-- Begin --

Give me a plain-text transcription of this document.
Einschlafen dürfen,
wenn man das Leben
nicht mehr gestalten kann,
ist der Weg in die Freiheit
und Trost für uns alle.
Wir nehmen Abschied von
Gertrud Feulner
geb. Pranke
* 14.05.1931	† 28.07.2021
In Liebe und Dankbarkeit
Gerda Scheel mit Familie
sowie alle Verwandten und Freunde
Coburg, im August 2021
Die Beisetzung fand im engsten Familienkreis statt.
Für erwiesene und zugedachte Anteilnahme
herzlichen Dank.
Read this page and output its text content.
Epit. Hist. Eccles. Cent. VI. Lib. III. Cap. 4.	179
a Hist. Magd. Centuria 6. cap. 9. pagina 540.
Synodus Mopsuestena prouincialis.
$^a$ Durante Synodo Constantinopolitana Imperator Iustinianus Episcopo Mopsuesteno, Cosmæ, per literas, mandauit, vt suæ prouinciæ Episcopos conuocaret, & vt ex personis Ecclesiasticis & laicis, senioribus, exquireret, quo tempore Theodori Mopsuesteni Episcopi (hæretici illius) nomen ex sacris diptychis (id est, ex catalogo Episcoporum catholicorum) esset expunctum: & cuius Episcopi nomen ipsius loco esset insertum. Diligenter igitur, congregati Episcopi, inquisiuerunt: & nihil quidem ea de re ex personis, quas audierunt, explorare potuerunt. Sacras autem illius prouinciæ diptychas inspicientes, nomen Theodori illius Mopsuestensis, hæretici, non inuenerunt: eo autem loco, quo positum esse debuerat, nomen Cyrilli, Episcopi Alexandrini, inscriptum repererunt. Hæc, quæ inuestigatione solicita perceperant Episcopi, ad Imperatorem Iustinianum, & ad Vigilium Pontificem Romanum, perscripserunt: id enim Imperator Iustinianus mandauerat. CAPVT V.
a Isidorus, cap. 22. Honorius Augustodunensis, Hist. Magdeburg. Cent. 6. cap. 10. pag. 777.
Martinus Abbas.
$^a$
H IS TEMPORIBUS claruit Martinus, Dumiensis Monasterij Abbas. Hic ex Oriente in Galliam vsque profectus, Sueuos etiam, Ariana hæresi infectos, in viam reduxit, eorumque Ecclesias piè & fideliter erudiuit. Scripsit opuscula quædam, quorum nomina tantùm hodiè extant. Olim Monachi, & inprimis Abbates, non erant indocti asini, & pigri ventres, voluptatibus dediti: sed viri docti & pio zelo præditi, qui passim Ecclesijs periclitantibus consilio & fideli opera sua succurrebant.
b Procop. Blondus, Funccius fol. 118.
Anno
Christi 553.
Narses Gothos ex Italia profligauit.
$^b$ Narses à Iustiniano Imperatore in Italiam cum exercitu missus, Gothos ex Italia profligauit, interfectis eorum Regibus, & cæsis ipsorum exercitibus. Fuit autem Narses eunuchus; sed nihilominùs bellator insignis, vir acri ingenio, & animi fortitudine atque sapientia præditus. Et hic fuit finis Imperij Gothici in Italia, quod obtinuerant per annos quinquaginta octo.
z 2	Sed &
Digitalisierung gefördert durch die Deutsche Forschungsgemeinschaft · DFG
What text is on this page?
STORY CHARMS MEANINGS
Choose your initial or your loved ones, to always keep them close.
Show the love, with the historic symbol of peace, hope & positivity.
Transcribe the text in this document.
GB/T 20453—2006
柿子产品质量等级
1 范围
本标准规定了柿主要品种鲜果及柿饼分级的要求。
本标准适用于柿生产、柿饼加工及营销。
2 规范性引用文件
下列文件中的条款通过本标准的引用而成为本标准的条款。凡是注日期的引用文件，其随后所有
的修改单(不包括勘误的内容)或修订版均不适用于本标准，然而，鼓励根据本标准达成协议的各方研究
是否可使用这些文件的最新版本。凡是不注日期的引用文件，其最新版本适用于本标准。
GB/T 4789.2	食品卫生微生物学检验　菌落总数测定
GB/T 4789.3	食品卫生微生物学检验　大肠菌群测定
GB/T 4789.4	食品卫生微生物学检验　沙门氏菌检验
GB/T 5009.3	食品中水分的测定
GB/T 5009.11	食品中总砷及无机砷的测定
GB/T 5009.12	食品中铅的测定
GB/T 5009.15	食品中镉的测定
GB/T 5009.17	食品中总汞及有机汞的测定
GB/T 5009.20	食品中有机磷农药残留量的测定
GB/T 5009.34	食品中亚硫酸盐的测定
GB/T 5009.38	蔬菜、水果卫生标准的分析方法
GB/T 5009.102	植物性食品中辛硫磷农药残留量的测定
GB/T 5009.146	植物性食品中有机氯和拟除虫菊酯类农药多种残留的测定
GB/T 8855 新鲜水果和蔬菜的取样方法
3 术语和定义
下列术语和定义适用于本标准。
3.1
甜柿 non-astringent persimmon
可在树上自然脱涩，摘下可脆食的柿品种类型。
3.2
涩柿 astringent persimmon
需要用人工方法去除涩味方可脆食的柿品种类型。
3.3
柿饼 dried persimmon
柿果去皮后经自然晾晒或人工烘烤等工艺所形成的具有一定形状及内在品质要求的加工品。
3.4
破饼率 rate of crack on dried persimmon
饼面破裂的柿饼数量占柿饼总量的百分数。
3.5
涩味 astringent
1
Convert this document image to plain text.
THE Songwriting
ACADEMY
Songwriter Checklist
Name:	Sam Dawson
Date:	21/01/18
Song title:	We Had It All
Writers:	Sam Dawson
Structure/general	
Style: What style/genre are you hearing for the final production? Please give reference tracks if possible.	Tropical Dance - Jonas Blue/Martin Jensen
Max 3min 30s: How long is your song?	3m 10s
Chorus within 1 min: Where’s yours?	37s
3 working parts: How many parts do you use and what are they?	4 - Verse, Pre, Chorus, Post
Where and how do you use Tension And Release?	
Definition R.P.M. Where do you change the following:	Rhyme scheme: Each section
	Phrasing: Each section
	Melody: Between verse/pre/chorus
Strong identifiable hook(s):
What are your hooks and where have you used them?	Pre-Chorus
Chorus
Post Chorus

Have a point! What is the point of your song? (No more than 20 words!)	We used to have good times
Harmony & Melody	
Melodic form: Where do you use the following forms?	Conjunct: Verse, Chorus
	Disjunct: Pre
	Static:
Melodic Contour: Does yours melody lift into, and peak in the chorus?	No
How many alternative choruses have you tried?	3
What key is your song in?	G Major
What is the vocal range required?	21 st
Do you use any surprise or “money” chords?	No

-- End --

Problem requirements:
Please repeat all the records above exactly as they appear.

Output for this task:
Give me a plain-text transcription of this document.
Einschlafen dürfen,
wenn man das Leben
nicht mehr gestalten kann,
ist der Weg in die Freiheit
und Trost für uns alle.
Wir nehmen Abschied von
Gertrud Feulner
geb. Pranke
* 14.05.1931	† 28.07.2021
In Liebe und Dankbarkeit
Gerda Scheel mit Familie
sowie alle Verwandten und Freunde
Coburg, im August 2021
Die Beisetzung fand im engsten Familienkreis statt.
Für erwiesene und zugedachte Anteilnahme
herzlichen Dank.
Read this page and output its text content.
Epit. Hist. Eccles. Cent. VI. Lib. III. Cap. 4.	179
a Hist. Magd. Centuria 6. cap. 9. pagina 540.
Synodus Mopsuestena prouincialis.
$^a$ Durante Synodo Constantinopolitana Imperator Iustinianus Episcopo Mopsuesteno, Cosmæ, per literas, mandauit, vt suæ prouinciæ Episcopos conuocaret, & vt ex personis Ecclesiasticis & laicis, senioribus, exquireret, quo tempore Theodori Mopsuesteni Episcopi (hæretici illius) nomen ex sacris diptychis (id est, ex catalogo Episcoporum catholicorum) esset expunctum: & cuius Episcopi nomen ipsius loco esset insertum. Diligenter igitur, congregati Episcopi, inquisiuerunt: & nihil quidem ea de re ex personis, quas audierunt, explorare potuerunt. Sacras autem illius prouinciæ diptychas inspicientes, nomen Theodori illius Mopsuestensis, hæretici, non inuenerunt: eo autem loco, quo positum esse debuerat, nomen Cyrilli, Episcopi Alexandrini, inscriptum repererunt. Hæc, quæ inuestigatione solicita perceperant Episcopi, ad Imperatorem Iustinianum, & ad Vigilium Pontificem Romanum, perscripserunt: id enim Imperator Iustinianus mandauerat. CAPVT V.
a Isidorus, cap. 22. Honorius Augustodunensis, Hist. Magdeburg. Cent. 6. cap. 10. pag. 777.
Martinus Abbas.
$^a$
H IS TEMPORIBUS claruit Martinus, Dumiensis Monasterij Abbas. Hic ex Oriente in Galliam vsque profectus, Sueuos etiam, Ariana hæresi infectos, in viam reduxit, eorumque Ecclesias piè & fideliter erudiuit. Scripsit opuscula quædam, quorum nomina tantùm hodiè extant. Olim Monachi, & inprimis Abbates, non erant indocti asini, & pigri ventres, voluptatibus dediti: sed viri docti & pio zelo præditi, qui passim Ecclesijs periclitantibus consilio & fideli opera sua succurrebant.
b Procop. Blondus, Funccius fol. 118.
Anno
Christi 553.
Narses Gothos ex Italia profligauit.
$^b$ Narses à Iustiniano Imperatore in Italiam cum exercitu missus, Gothos ex Italia profligauit, interfectis eorum Regibus, & cæsis ipsorum exercitibus. Fuit autem Narses eunuchus; sed nihilominùs bellator insignis, vir acri ingenio, & animi fortitudine atque sapientia præditus. Et hic fuit finis Imperij Gothici in Italia, quod obtinuerant per annos quinquaginta octo.
z 2	Sed &
Digitalisierung gefördert durch die Deutsche Forschungsgemeinschaft · DFG
What text is on this page?
STORY CHARMS MEANINGS
Choose your initial or your loved ones, to always keep them close.
Show the love, with the historic symbol of peace, hope & positivity.
Transcribe the text in this document.
GB/T 20453—2006
柿子产品质量等级
1 范围
本标准规定了柿主要品种鲜果及柿饼分级的要求。
本标准适用于柿生产、柿饼加工及营销。
2 规范性引用文件
下列文件中的条款通过本标准的引用而成为本标准的条款。凡是注日期的引用文件，其随后所有
的修改单(不包括勘误的内容)或修订版均不适用于本标准，然而，鼓励根据本标准达成协议的各方研究
是否可使用这些文件的最新版本。凡是不注日期的引用文件，其最新版本适用于本标准。
GB/T 4789.2	食品卫生微生物学检验　菌落总数测定
GB/T 4789.3	食品卫生微生物学检验　大肠菌群测定
GB/T 4789.4	食品卫生微生物学检验　沙门氏菌检验
GB/T 5009.3	食品中水分的测定
GB/T 5009.11	食品中总砷及无机砷的测定
GB/T 5009.12	食品中铅的测定
GB/T 5009.15	食品中镉的测定
GB/T 5009.17	食品中总汞及有机汞的测定
GB/T 5009.20	食品中有机磷农药残留量的测定
GB/T 5009.34	食品中亚硫酸盐的测定
GB/T 5009.38	蔬菜、水果卫生标准的分析方法
GB/T 5009.102	植物性食品中辛硫磷农药残留量的测定
GB/T 5009.146	植物性食品中有机氯和拟除虫菊酯类农药多种残留的测定
GB/T 8855 新鲜水果和蔬菜的取样方法
3 术语和定义
下列术语和定义适用于本标准。
3.1
甜柿 non-astringent persimmon
可在树上自然脱涩，摘下可脆食的柿品种类型。
3.2
涩柿 astringent persimmon
需要用人工方法去除涩味方可脆食的柿品种类型。
3.3
柿饼 dried persimmon
柿果去皮后经自然晾晒或人工烘烤等工艺所形成的具有一定形状及内在品质要求的加工品。
3.4
破饼率 rate of crack on dried persimmon
饼面破裂的柿饼数量占柿饼总量的百分数。
3.5
涩味 astringent
1
Convert this document image to plain text.
THE Songwriting
ACADEMY
Songwriter Checklist
Name:	Sam Dawson
Date:	21/01/18
Song title:	We Had It All
Writers:	Sam Dawson
Structure/general	
Style: What style/genre are you hearing for the final production? Please give reference tracks if possible.	Tropical Dance - Jonas Blue/Martin Jensen
Max 3min 30s: How long is your song?	3m 10s
Chorus within 1 min: Where’s yours?	37s
3 working parts: How many parts do you use and what are they?	4 - Verse, Pre, Chorus, Post
Where and how do you use Tension And Release?	
Definition R.P.M. Where do you change the following:	Rhyme scheme: Each section
	Phrasing: Each section
	Melody: Between verse/pre/chorus
Strong identifiable hook(s):
What are your hooks and where have you used them?	Pre-Chorus
Chorus
Post Chorus

Have a point! What is the point of your song? (No more than 20 words!)	We used to have good times
Harmony & Melody	
Melodic form: Where do you use the following forms?	Conjunct: Verse, Chorus
	Disjunct: Pre
	Static:
Melodic Contour: Does yours melody lift into, and peak in the chorus?	No
How many alternative choruses have you tried?	3
What key is your song in?	G Major
What is the vocal range required?	21 st
Do you use any surprise or “money” chords?	No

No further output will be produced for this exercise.